Exercise instructions:
Search the material and gather each line with "name" in it.

★ ★ ★ ★

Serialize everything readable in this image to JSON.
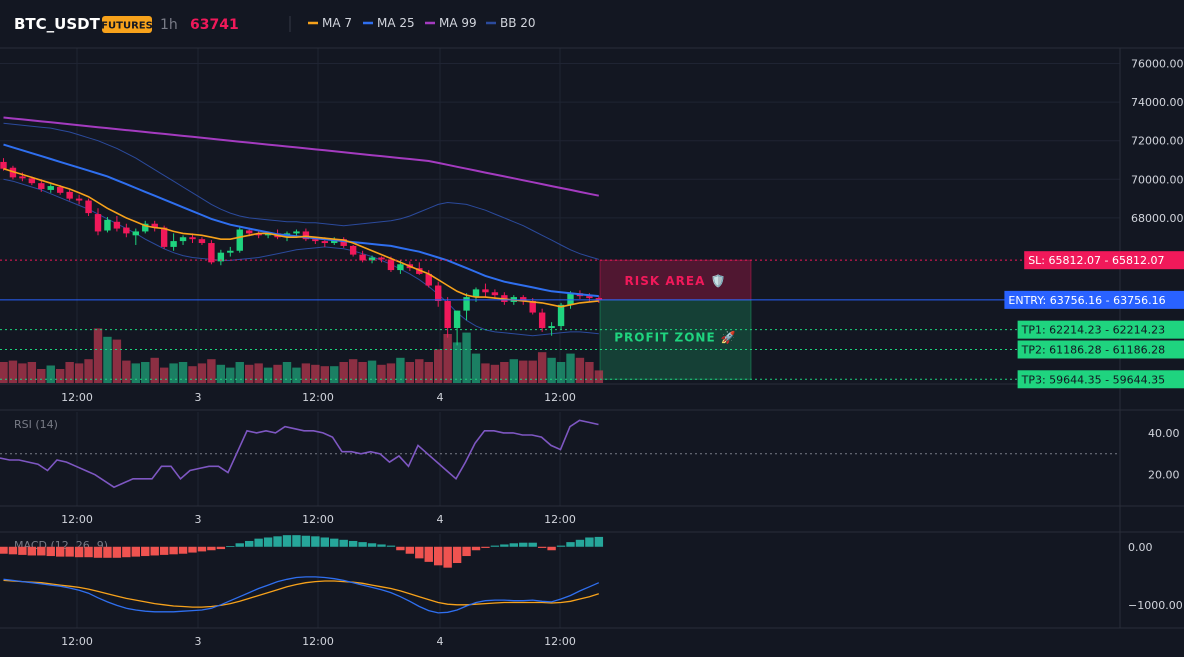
{
  "header": {
    "symbol": "BTC_USDT",
    "badge": "FUTURES",
    "timeframe": "1h",
    "price": "63741",
    "legend": [
      {
        "label": "MA 7",
        "color": "#f7a21b"
      },
      {
        "label": "MA 25",
        "color": "#2f6fef"
      },
      {
        "label": "MA 99",
        "color": "#a43bc0"
      },
      {
        "label": "BB 20",
        "color": "#2b4a9c"
      }
    ]
  },
  "colors": {
    "bg": "#131722",
    "grid": "#1f2433",
    "up": "#1fd47f",
    "down": "#f0195a",
    "text": "#d1d4dc",
    "muted": "#787b86"
  },
  "chart_data": {
    "type": "candlestick",
    "time_labels": [
      "12:00",
      "3",
      "12:00",
      "4",
      "12:00"
    ],
    "price_axis": {
      "ticks": [
        "76000.00",
        "74000.00",
        "72000.00",
        "70000.00",
        "68000.00"
      ],
      "ylim": [
        59400,
        76800
      ]
    },
    "candles": [
      {
        "o": 70900,
        "h": 71100,
        "l": 70450,
        "c": 70550
      },
      {
        "o": 70600,
        "h": 70700,
        "l": 70000,
        "c": 70100
      },
      {
        "o": 70150,
        "h": 70350,
        "l": 69900,
        "c": 70050
      },
      {
        "o": 70050,
        "h": 70150,
        "l": 69700,
        "c": 69800
      },
      {
        "o": 69800,
        "h": 70000,
        "l": 69350,
        "c": 69500
      },
      {
        "o": 69450,
        "h": 69750,
        "l": 69300,
        "c": 69650
      },
      {
        "o": 69600,
        "h": 69700,
        "l": 69200,
        "c": 69300
      },
      {
        "o": 69350,
        "h": 69450,
        "l": 68900,
        "c": 69000
      },
      {
        "o": 69000,
        "h": 69200,
        "l": 68700,
        "c": 68900
      },
      {
        "o": 68900,
        "h": 69000,
        "l": 68100,
        "c": 68250
      },
      {
        "o": 68200,
        "h": 68500,
        "l": 67100,
        "c": 67300
      },
      {
        "o": 67350,
        "h": 68050,
        "l": 67250,
        "c": 67900
      },
      {
        "o": 67800,
        "h": 68100,
        "l": 67300,
        "c": 67450
      },
      {
        "o": 67500,
        "h": 67700,
        "l": 67000,
        "c": 67200
      },
      {
        "o": 67100,
        "h": 67450,
        "l": 66600,
        "c": 67300
      },
      {
        "o": 67300,
        "h": 67850,
        "l": 67200,
        "c": 67700
      },
      {
        "o": 67700,
        "h": 67850,
        "l": 67300,
        "c": 67500
      },
      {
        "o": 67500,
        "h": 67600,
        "l": 66400,
        "c": 66500
      },
      {
        "o": 66500,
        "h": 67200,
        "l": 66300,
        "c": 66800
      },
      {
        "o": 66800,
        "h": 67100,
        "l": 66600,
        "c": 67000
      },
      {
        "o": 67000,
        "h": 67200,
        "l": 66700,
        "c": 66900
      },
      {
        "o": 66900,
        "h": 67000,
        "l": 66600,
        "c": 66700
      },
      {
        "o": 66700,
        "h": 66850,
        "l": 65600,
        "c": 65700
      },
      {
        "o": 65750,
        "h": 66350,
        "l": 65550,
        "c": 66200
      },
      {
        "o": 66200,
        "h": 66500,
        "l": 66000,
        "c": 66300
      },
      {
        "o": 66300,
        "h": 67500,
        "l": 66200,
        "c": 67400
      },
      {
        "o": 67350,
        "h": 67500,
        "l": 67050,
        "c": 67200
      },
      {
        "o": 67200,
        "h": 67350,
        "l": 66950,
        "c": 67100
      },
      {
        "o": 67100,
        "h": 67300,
        "l": 66950,
        "c": 67200
      },
      {
        "o": 67200,
        "h": 67400,
        "l": 66900,
        "c": 67000
      },
      {
        "o": 67000,
        "h": 67300,
        "l": 66800,
        "c": 67200
      },
      {
        "o": 67200,
        "h": 67400,
        "l": 67050,
        "c": 67300
      },
      {
        "o": 67300,
        "h": 67450,
        "l": 66800,
        "c": 66900
      },
      {
        "o": 66900,
        "h": 67000,
        "l": 66650,
        "c": 66800
      },
      {
        "o": 66800,
        "h": 67000,
        "l": 66500,
        "c": 66700
      },
      {
        "o": 66700,
        "h": 67000,
        "l": 66600,
        "c": 66900
      },
      {
        "o": 66900,
        "h": 67000,
        "l": 66450,
        "c": 66550
      },
      {
        "o": 66550,
        "h": 66600,
        "l": 66000,
        "c": 66100
      },
      {
        "o": 66100,
        "h": 66300,
        "l": 65700,
        "c": 65800
      },
      {
        "o": 65800,
        "h": 66050,
        "l": 65650,
        "c": 65950
      },
      {
        "o": 65950,
        "h": 66000,
        "l": 65700,
        "c": 65850
      },
      {
        "o": 65850,
        "h": 66000,
        "l": 65200,
        "c": 65300
      },
      {
        "o": 65300,
        "h": 65800,
        "l": 65100,
        "c": 65600
      },
      {
        "o": 65600,
        "h": 65750,
        "l": 65250,
        "c": 65400
      },
      {
        "o": 65400,
        "h": 65700,
        "l": 65050,
        "c": 65100
      },
      {
        "o": 65100,
        "h": 65300,
        "l": 64400,
        "c": 64500
      },
      {
        "o": 64500,
        "h": 64700,
        "l": 63400,
        "c": 63700
      },
      {
        "o": 63700,
        "h": 63900,
        "l": 61800,
        "c": 62300
      },
      {
        "o": 62300,
        "h": 63200,
        "l": 61400,
        "c": 63200
      },
      {
        "o": 63200,
        "h": 64100,
        "l": 62700,
        "c": 63900
      },
      {
        "o": 63900,
        "h": 64400,
        "l": 63650,
        "c": 64300
      },
      {
        "o": 64300,
        "h": 64600,
        "l": 63900,
        "c": 64150
      },
      {
        "o": 64150,
        "h": 64300,
        "l": 63800,
        "c": 64000
      },
      {
        "o": 64000,
        "h": 64150,
        "l": 63500,
        "c": 63650
      },
      {
        "o": 63650,
        "h": 64000,
        "l": 63500,
        "c": 63900
      },
      {
        "o": 63900,
        "h": 64000,
        "l": 63500,
        "c": 63700
      },
      {
        "o": 63700,
        "h": 63850,
        "l": 63000,
        "c": 63100
      },
      {
        "o": 63100,
        "h": 63300,
        "l": 62100,
        "c": 62300
      },
      {
        "o": 62300,
        "h": 62600,
        "l": 61900,
        "c": 62400
      },
      {
        "o": 62400,
        "h": 63600,
        "l": 62200,
        "c": 63500
      },
      {
        "o": 63500,
        "h": 64200,
        "l": 63300,
        "c": 64100
      },
      {
        "o": 64100,
        "h": 64250,
        "l": 63800,
        "c": 63950
      },
      {
        "o": 63950,
        "h": 64100,
        "l": 63650,
        "c": 63850
      },
      {
        "o": 63850,
        "h": 63950,
        "l": 63600,
        "c": 63741
      }
    ],
    "volumes": [
      0.3,
      0.32,
      0.28,
      0.3,
      0.2,
      0.25,
      0.2,
      0.3,
      0.28,
      0.34,
      0.78,
      0.66,
      0.62,
      0.32,
      0.28,
      0.3,
      0.36,
      0.22,
      0.28,
      0.3,
      0.24,
      0.28,
      0.34,
      0.26,
      0.22,
      0.3,
      0.26,
      0.28,
      0.22,
      0.26,
      0.3,
      0.22,
      0.28,
      0.26,
      0.24,
      0.24,
      0.3,
      0.34,
      0.3,
      0.32,
      0.26,
      0.28,
      0.36,
      0.3,
      0.34,
      0.3,
      0.48,
      0.7,
      0.58,
      0.72,
      0.42,
      0.28,
      0.26,
      0.3,
      0.34,
      0.32,
      0.32,
      0.44,
      0.36,
      0.3,
      0.42,
      0.36,
      0.3,
      0.18
    ],
    "ma7": [
      70550,
      70400,
      70250,
      70100,
      69950,
      69800,
      69650,
      69500,
      69300,
      69100,
      68800,
      68500,
      68250,
      68000,
      67800,
      67600,
      67500,
      67450,
      67300,
      67200,
      67150,
      67100,
      67000,
      66900,
      66900,
      67000,
      67100,
      67200,
      67200,
      67100,
      67000,
      67000,
      67050,
      67000,
      66950,
      66900,
      66850,
      66700,
      66500,
      66300,
      66100,
      65900,
      65700,
      65500,
      65300,
      65100,
      64800,
      64500,
      64200,
      64000,
      63900,
      63900,
      63850,
      63800,
      63750,
      63700,
      63650,
      63600,
      63500,
      63400,
      63500,
      63600,
      63650,
      63700
    ],
    "ma25": [
      71800,
      71650,
      71500,
      71350,
      71200,
      71050,
      70900,
      70750,
      70600,
      70450,
      70300,
      70150,
      69950,
      69750,
      69550,
      69350,
      69150,
      68950,
      68750,
      68550,
      68350,
      68150,
      67950,
      67800,
      67650,
      67550,
      67450,
      67350,
      67250,
      67150,
      67100,
      67050,
      67000,
      66950,
      66900,
      66850,
      66800,
      66750,
      66700,
      66650,
      66600,
      66550,
      66450,
      66350,
      66250,
      66100,
      65950,
      65800,
      65600,
      65400,
      65200,
      65000,
      64850,
      64700,
      64600,
      64500,
      64400,
      64300,
      64200,
      64150,
      64100,
      64050,
      64000,
      63950
    ],
    "ma99": [
      73200,
      73150,
      73100,
      73050,
      73000,
      72950,
      72900,
      72850,
      72800,
      72750,
      72700,
      72650,
      72600,
      72550,
      72500,
      72450,
      72400,
      72350,
      72300,
      72250,
      72200,
      72150,
      72100,
      72050,
      72000,
      71950,
      71900,
      71850,
      71800,
      71750,
      71700,
      71650,
      71600,
      71550,
      71500,
      71450,
      71400,
      71350,
      71300,
      71250,
      71200,
      71150,
      71100,
      71050,
      71000,
      70950,
      70850,
      70750,
      70650,
      70550,
      70450,
      70350,
      70250,
      70150,
      70050,
      69950,
      69850,
      69750,
      69650,
      69550,
      69450,
      69350,
      69250,
      69150
    ],
    "bb_upper": [
      72900,
      72850,
      72800,
      72750,
      72700,
      72650,
      72550,
      72450,
      72300,
      72150,
      72000,
      71800,
      71600,
      71350,
      71100,
      70800,
      70500,
      70200,
      69900,
      69600,
      69300,
      69000,
      68700,
      68450,
      68250,
      68100,
      68000,
      67950,
      67900,
      67850,
      67800,
      67800,
      67750,
      67750,
      67700,
      67650,
      67600,
      67650,
      67700,
      67750,
      67800,
      67850,
      67950,
      68100,
      68300,
      68500,
      68700,
      68800,
      68750,
      68700,
      68550,
      68400,
      68200,
      68000,
      67800,
      67600,
      67350,
      67100,
      66850,
      66600,
      66350,
      66150,
      66000,
      65850
    ],
    "bb_lower": [
      70000,
      69900,
      69750,
      69600,
      69450,
      69250,
      69050,
      68850,
      68650,
      68450,
      68200,
      67950,
      67700,
      67450,
      67200,
      66900,
      66650,
      66400,
      66200,
      66050,
      65950,
      65900,
      65850,
      65800,
      65800,
      65850,
      65900,
      65950,
      66050,
      66150,
      66250,
      66350,
      66400,
      66450,
      66500,
      66450,
      66400,
      66300,
      66150,
      66000,
      65800,
      65600,
      65350,
      65100,
      64800,
      64450,
      64050,
      63600,
      63100,
      62700,
      62400,
      62200,
      62100,
      62050,
      62000,
      61950,
      61900,
      61950,
      62000,
      62050,
      62100,
      62100,
      62050,
      62000
    ],
    "levels": [
      {
        "name": "SL",
        "value": 65812.07,
        "label": "SL: 65812.07",
        "axis": "65812.07",
        "color": "#f0195a"
      },
      {
        "name": "ENTRY",
        "value": 63756.16,
        "label": "ENTRY: 63756.16",
        "axis": "63756.16",
        "color": "#2962ff"
      },
      {
        "name": "TP1",
        "value": 62214.23,
        "label": "TP1: 62214.23",
        "axis": "62214.23",
        "color": "#1fd47f"
      },
      {
        "name": "TP2",
        "value": 61186.28,
        "label": "TP2: 61186.28",
        "axis": "61186.28",
        "color": "#1fd47f"
      },
      {
        "name": "TP3",
        "value": 59644.35,
        "label": "TP3: 59644.35",
        "axis": "59644.35",
        "color": "#1fd47f"
      }
    ],
    "zones": {
      "risk_label": "RISK AREA 🛡️",
      "profit_label": "PROFIT ZONE 🚀"
    },
    "rsi": {
      "title": "RSI (14)",
      "ticks": [
        "40.00",
        "20.00"
      ],
      "ylim": [
        5,
        50
      ],
      "level": 30,
      "values": [
        28,
        27,
        27,
        26,
        25,
        22,
        27,
        26,
        24,
        22,
        20,
        17,
        14,
        16,
        18,
        18,
        18,
        24,
        24,
        18,
        22,
        23,
        24,
        24,
        21,
        31,
        41,
        40,
        41,
        40,
        43,
        42,
        41,
        41,
        40,
        38,
        31,
        31,
        30,
        31,
        30,
        26,
        29,
        24,
        34,
        30,
        26,
        22,
        18,
        26,
        35,
        41,
        41,
        40,
        40,
        39,
        39,
        38,
        34,
        32,
        43,
        46,
        45,
        44
      ]
    },
    "macd": {
      "title": "MACD (12, 26, 9)",
      "ticks": [
        "0.00",
        "−1000.00"
      ],
      "ylim": [
        -1400,
        220
      ],
      "hist": [
        -120,
        -130,
        -140,
        -150,
        -150,
        -160,
        -170,
        -170,
        -180,
        -180,
        -190,
        -190,
        -190,
        -180,
        -170,
        -160,
        -150,
        -140,
        -130,
        -120,
        -100,
        -80,
        -60,
        -40,
        10,
        60,
        100,
        140,
        160,
        180,
        200,
        200,
        190,
        180,
        160,
        140,
        120,
        100,
        80,
        60,
        40,
        20,
        -60,
        -120,
        -200,
        -260,
        -320,
        -360,
        -280,
        -160,
        -60,
        -20,
        20,
        40,
        60,
        70,
        70,
        -20,
        -60,
        20,
        80,
        120,
        160,
        170
      ],
      "macd_line": [
        -560,
        -580,
        -600,
        -620,
        -640,
        -660,
        -680,
        -710,
        -750,
        -800,
        -880,
        -950,
        -1010,
        -1060,
        -1090,
        -1110,
        -1120,
        -1120,
        -1120,
        -1110,
        -1100,
        -1090,
        -1060,
        -1000,
        -930,
        -860,
        -790,
        -720,
        -660,
        -600,
        -560,
        -530,
        -520,
        -520,
        -530,
        -550,
        -580,
        -620,
        -660,
        -700,
        -740,
        -790,
        -860,
        -940,
        -1030,
        -1100,
        -1140,
        -1130,
        -1090,
        -1020,
        -960,
        -930,
        -920,
        -920,
        -930,
        -930,
        -920,
        -940,
        -950,
        -900,
        -840,
        -760,
        -690,
        -620
      ],
      "signal_line": [
        -580,
        -590,
        -600,
        -610,
        -620,
        -640,
        -660,
        -680,
        -700,
        -730,
        -770,
        -810,
        -850,
        -890,
        -920,
        -950,
        -980,
        -1000,
        -1020,
        -1030,
        -1040,
        -1040,
        -1030,
        -1010,
        -980,
        -940,
        -890,
        -840,
        -790,
        -740,
        -690,
        -650,
        -620,
        -600,
        -590,
        -590,
        -600,
        -610,
        -630,
        -660,
        -690,
        -720,
        -760,
        -810,
        -860,
        -910,
        -960,
        -990,
        -1000,
        -1000,
        -990,
        -980,
        -970,
        -960,
        -960,
        -960,
        -960,
        -960,
        -970,
        -960,
        -940,
        -900,
        -860,
        -810
      ]
    }
  }
}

★ ★ ★ ★

Output of the task:
        "name": "SL",
        "name": "ENTRY",
        "name": "TP1",
        "name": "TP2",
        "name": "TP3",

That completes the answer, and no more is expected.